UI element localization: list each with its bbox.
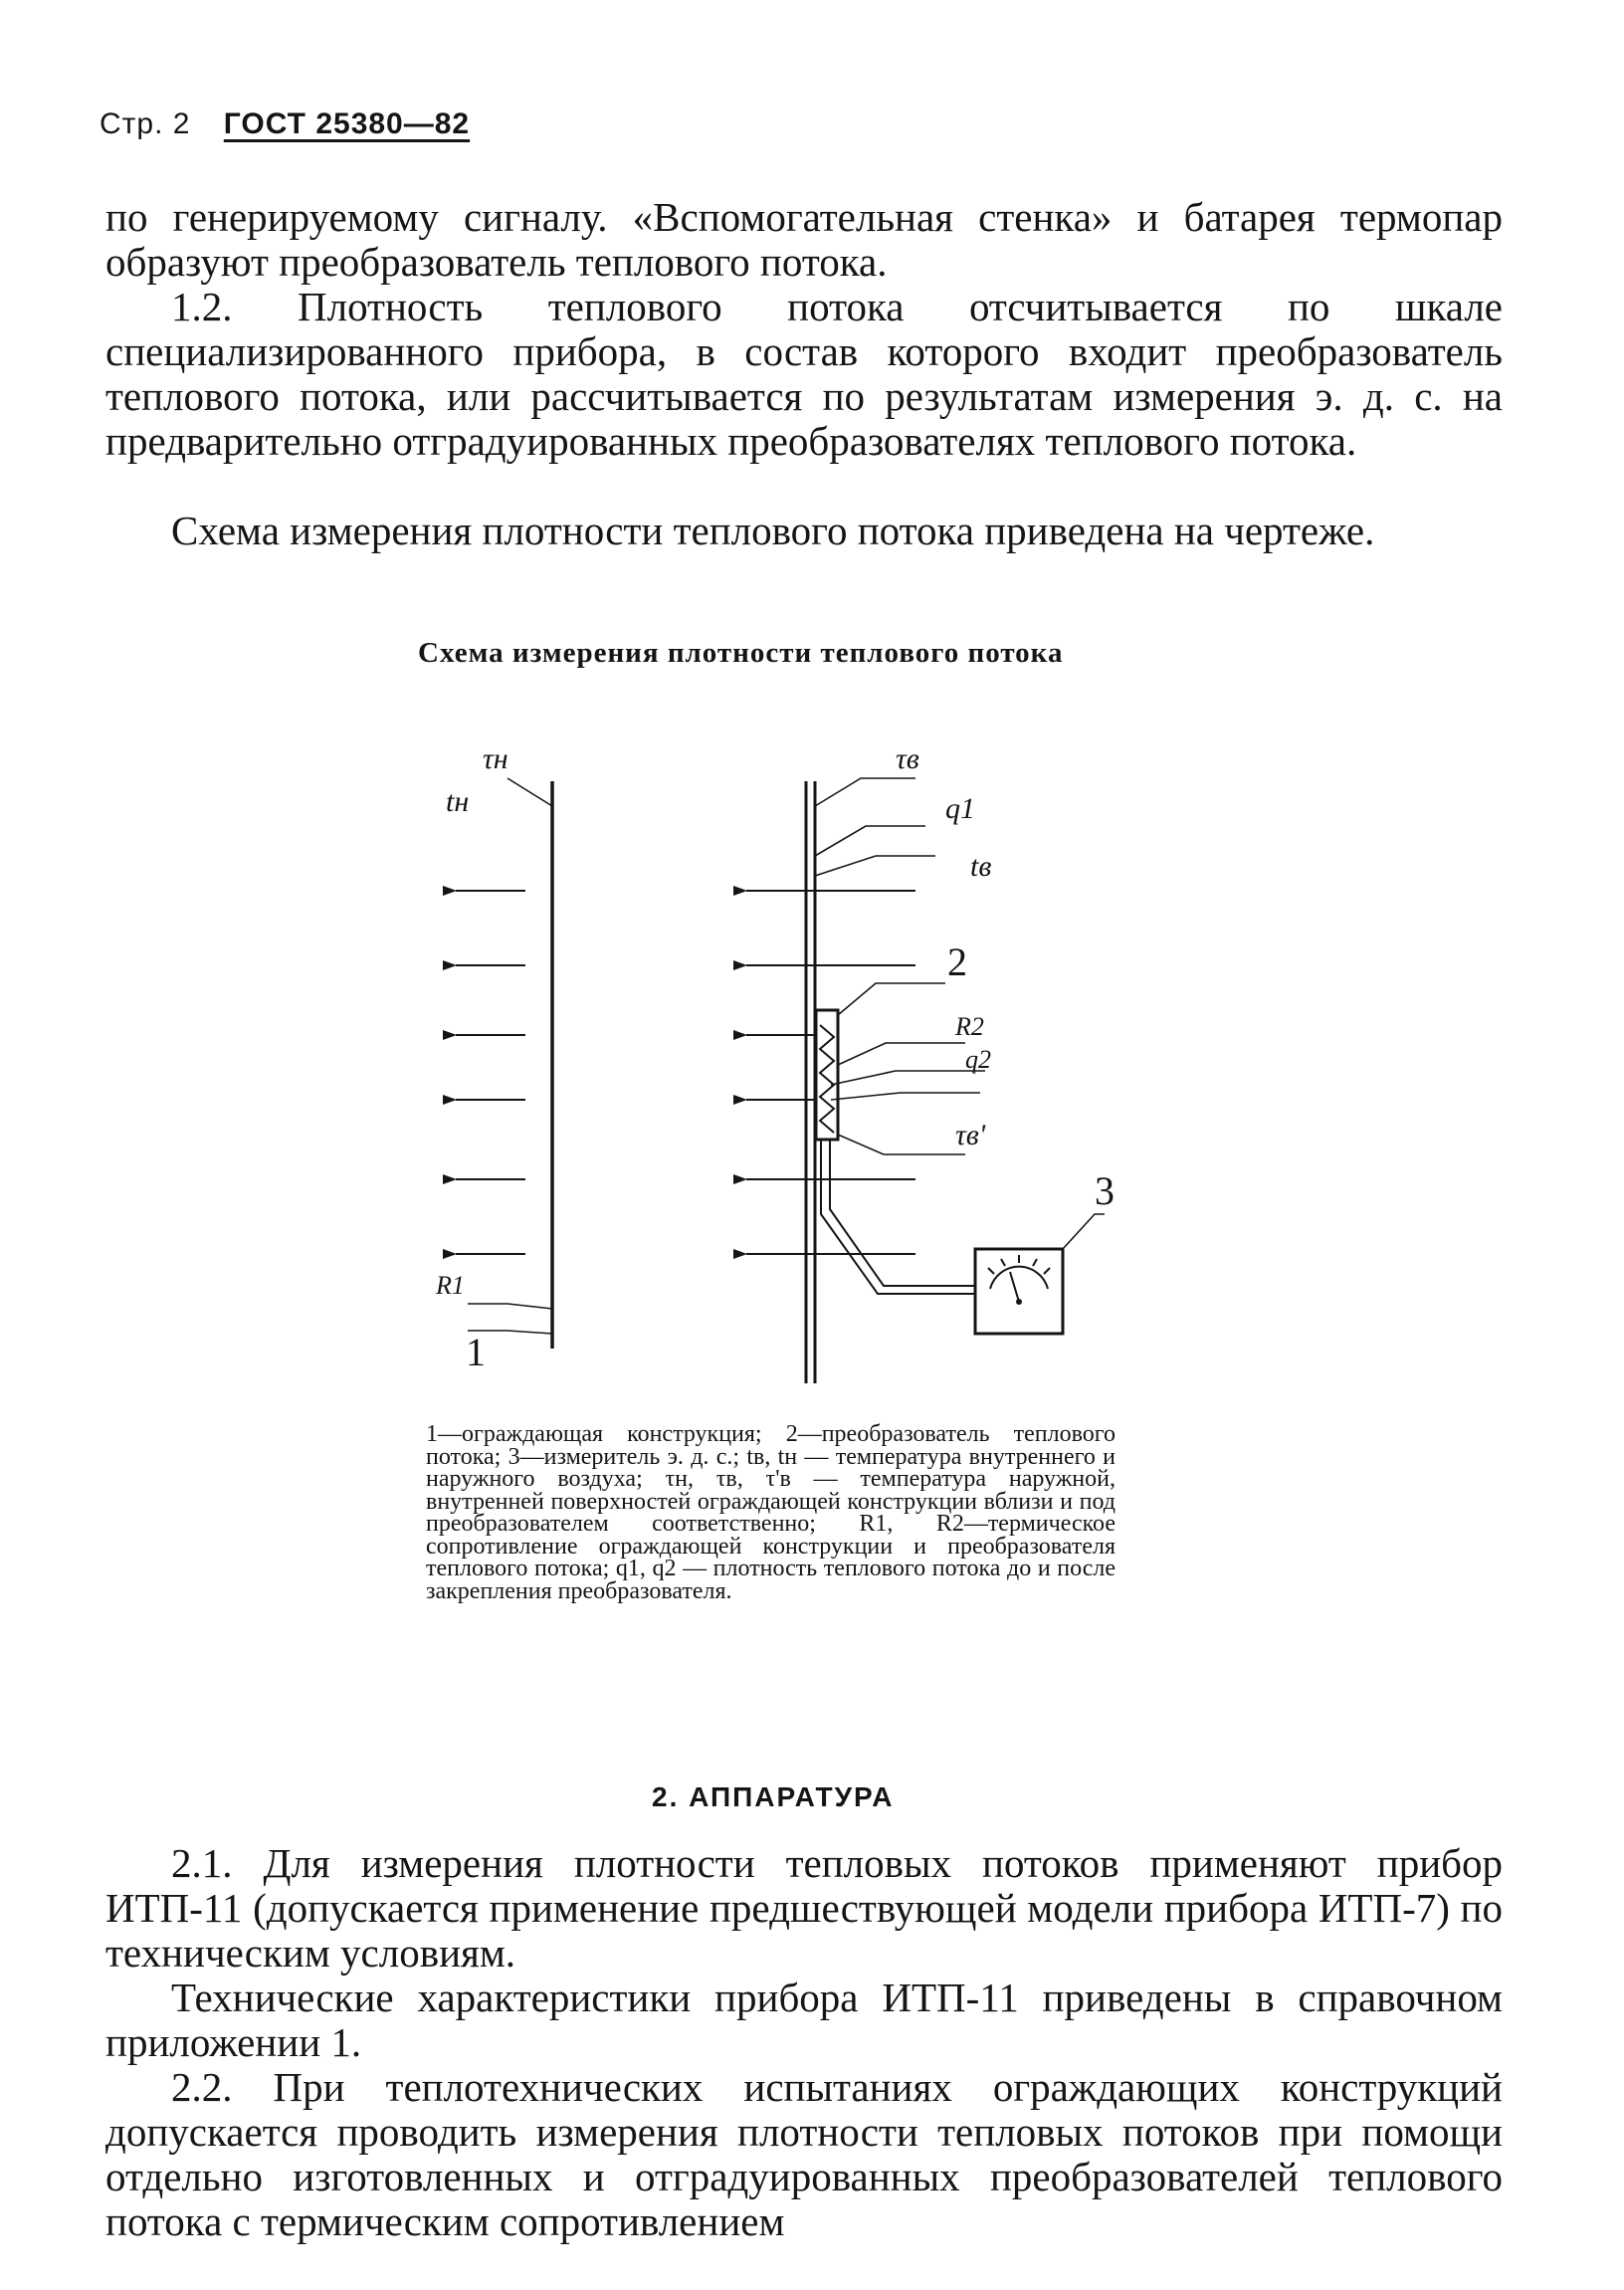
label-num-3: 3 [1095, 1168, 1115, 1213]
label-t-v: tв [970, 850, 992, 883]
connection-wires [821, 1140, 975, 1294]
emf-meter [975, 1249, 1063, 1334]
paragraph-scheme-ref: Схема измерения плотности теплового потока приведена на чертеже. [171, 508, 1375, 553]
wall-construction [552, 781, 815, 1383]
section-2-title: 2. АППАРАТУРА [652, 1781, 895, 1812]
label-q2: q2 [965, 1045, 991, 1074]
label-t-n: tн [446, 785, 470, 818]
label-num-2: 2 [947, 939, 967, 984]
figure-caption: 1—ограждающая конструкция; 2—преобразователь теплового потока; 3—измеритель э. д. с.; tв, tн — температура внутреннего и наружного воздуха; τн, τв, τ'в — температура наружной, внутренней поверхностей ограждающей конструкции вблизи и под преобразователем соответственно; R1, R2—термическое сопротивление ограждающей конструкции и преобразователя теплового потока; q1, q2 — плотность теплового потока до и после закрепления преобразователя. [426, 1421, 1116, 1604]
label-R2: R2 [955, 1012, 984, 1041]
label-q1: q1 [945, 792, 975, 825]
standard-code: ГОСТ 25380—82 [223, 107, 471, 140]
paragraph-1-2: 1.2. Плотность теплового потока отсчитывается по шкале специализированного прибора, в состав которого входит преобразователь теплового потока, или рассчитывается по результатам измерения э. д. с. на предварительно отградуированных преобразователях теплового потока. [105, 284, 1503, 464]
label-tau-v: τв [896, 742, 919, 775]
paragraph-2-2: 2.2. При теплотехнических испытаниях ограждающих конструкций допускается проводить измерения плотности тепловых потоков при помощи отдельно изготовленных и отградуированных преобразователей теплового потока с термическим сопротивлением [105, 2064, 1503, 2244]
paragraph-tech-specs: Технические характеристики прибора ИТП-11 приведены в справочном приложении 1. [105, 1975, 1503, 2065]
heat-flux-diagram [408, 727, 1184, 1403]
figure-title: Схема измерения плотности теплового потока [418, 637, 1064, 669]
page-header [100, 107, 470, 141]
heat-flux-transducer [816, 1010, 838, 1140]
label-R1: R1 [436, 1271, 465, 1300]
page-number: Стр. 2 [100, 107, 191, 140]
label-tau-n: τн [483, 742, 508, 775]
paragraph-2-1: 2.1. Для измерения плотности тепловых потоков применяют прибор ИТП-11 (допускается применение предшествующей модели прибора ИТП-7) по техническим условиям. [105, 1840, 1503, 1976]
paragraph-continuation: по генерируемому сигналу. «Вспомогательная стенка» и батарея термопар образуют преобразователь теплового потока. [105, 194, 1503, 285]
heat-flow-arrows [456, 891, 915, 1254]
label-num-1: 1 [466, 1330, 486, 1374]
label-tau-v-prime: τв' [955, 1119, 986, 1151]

==

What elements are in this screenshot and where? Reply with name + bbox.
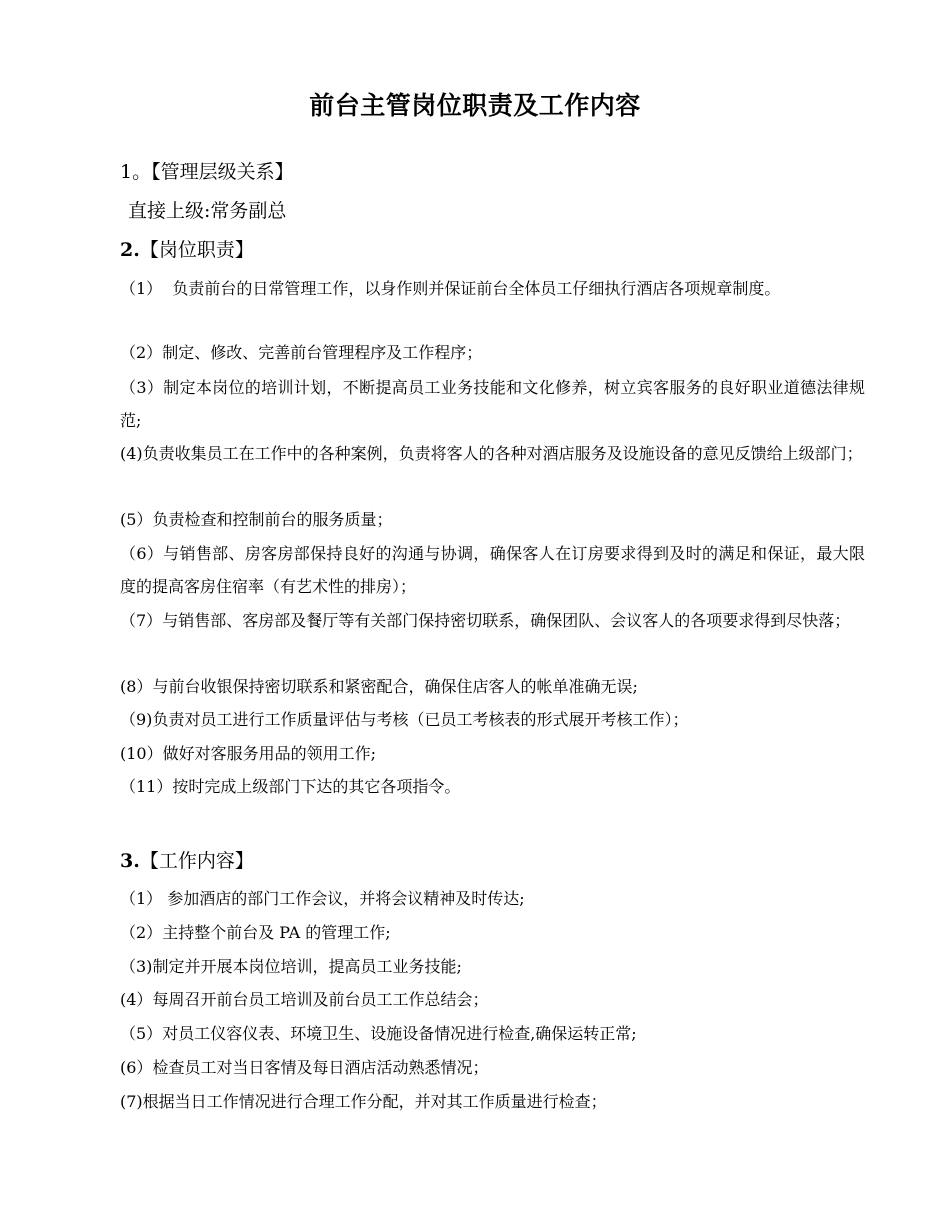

--

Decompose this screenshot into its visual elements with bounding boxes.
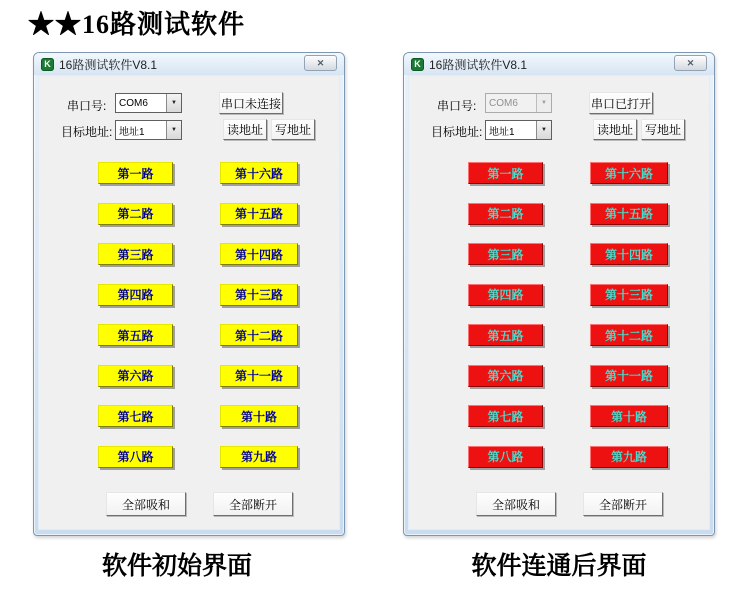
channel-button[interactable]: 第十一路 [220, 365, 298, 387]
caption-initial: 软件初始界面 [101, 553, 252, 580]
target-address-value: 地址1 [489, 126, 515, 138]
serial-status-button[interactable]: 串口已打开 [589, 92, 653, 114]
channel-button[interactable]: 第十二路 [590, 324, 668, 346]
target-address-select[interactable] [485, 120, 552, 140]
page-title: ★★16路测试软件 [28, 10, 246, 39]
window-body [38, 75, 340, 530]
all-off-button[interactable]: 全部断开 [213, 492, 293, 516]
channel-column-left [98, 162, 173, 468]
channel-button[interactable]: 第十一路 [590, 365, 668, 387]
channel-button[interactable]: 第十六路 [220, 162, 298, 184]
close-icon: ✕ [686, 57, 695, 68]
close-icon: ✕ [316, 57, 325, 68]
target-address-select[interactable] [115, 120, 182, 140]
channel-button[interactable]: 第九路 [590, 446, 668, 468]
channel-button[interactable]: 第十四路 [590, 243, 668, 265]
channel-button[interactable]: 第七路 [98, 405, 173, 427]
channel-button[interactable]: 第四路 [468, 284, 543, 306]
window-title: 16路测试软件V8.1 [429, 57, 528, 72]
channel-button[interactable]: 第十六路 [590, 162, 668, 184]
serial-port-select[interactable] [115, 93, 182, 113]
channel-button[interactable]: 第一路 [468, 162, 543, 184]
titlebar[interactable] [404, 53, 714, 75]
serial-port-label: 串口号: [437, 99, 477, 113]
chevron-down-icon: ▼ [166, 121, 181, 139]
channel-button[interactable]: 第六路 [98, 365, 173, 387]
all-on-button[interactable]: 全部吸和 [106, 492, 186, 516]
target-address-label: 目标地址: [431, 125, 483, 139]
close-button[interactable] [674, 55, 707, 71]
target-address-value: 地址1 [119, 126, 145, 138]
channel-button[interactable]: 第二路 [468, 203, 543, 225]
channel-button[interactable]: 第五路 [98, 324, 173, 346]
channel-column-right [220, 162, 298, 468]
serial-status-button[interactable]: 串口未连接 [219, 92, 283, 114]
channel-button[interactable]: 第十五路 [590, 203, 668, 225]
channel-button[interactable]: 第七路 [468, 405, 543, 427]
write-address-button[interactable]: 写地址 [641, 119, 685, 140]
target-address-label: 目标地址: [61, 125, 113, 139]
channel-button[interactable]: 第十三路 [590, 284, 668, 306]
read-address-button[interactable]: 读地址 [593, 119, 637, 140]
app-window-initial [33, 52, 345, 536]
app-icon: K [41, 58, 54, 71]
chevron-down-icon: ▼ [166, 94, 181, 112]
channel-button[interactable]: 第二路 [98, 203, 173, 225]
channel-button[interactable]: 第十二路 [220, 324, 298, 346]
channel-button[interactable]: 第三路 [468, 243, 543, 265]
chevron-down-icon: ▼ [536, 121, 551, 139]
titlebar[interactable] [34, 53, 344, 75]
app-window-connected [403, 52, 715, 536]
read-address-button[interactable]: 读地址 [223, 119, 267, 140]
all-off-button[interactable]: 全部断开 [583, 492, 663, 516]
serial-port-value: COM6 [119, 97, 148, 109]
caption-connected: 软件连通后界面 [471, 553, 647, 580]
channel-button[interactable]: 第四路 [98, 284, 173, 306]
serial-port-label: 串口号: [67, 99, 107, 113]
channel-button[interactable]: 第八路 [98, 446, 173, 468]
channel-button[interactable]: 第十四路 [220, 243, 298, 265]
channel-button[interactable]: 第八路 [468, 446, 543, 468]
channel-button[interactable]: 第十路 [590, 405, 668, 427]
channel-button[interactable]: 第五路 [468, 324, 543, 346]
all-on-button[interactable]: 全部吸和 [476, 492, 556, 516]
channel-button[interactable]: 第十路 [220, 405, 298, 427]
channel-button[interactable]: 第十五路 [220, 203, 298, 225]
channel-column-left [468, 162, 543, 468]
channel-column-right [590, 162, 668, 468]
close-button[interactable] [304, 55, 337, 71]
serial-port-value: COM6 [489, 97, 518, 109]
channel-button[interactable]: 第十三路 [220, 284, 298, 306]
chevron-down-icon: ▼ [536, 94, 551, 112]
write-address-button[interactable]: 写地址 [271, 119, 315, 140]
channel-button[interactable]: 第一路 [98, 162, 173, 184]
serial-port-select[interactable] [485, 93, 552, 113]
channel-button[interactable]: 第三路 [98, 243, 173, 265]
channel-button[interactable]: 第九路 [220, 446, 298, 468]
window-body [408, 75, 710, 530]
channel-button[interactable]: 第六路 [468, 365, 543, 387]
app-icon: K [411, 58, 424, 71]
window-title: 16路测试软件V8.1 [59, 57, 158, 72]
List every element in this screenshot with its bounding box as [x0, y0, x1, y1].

Petunjuk
Tuliskan kembali tanpa perubahan baris-baris mulai dari baris yang memuat "UI element localization: list" sampai baris yang memuat "label-R2: R2 [955, 1012, 984, 1041]", termasuk kedua baris tersebut. Gambar tidak perlu disertakan dalam jawaban.

Jawaban
UI element localization: list each with its bbox.
label-num-3: 3 [1095, 1168, 1115, 1213]
label-t-v: tв [970, 850, 992, 883]
connection-wires [821, 1140, 975, 1294]
emf-meter [975, 1249, 1063, 1334]
paragraph-scheme-ref: Схема измерения плотности теплового потока приведена на чертеже. [171, 508, 1375, 553]
wall-construction [552, 781, 815, 1383]
section-2-title: 2. АППАРАТУРА [652, 1781, 895, 1812]
label-q2: q2 [965, 1045, 991, 1074]
label-t-n: tн [446, 785, 470, 818]
label-num-2: 2 [947, 939, 967, 984]
figure-caption: 1—ограждающая конструкция; 2—преобразователь теплового потока; 3—измеритель э. д. с.; tв, tн — температура внутреннего и наружного воздуха; τн, τв, τ'в — температура наружной, внутренней поверхностей ограждающей конструкции вблизи и под преобразователем соответственно; R1, R2—термическое сопротивление ограждающей конструкции и преобразователя теплового потока; q1, q2 — плотность теплового потока до и после закрепления преобразователя. [426, 1421, 1116, 1604]
label-R2: R2 [955, 1012, 984, 1041]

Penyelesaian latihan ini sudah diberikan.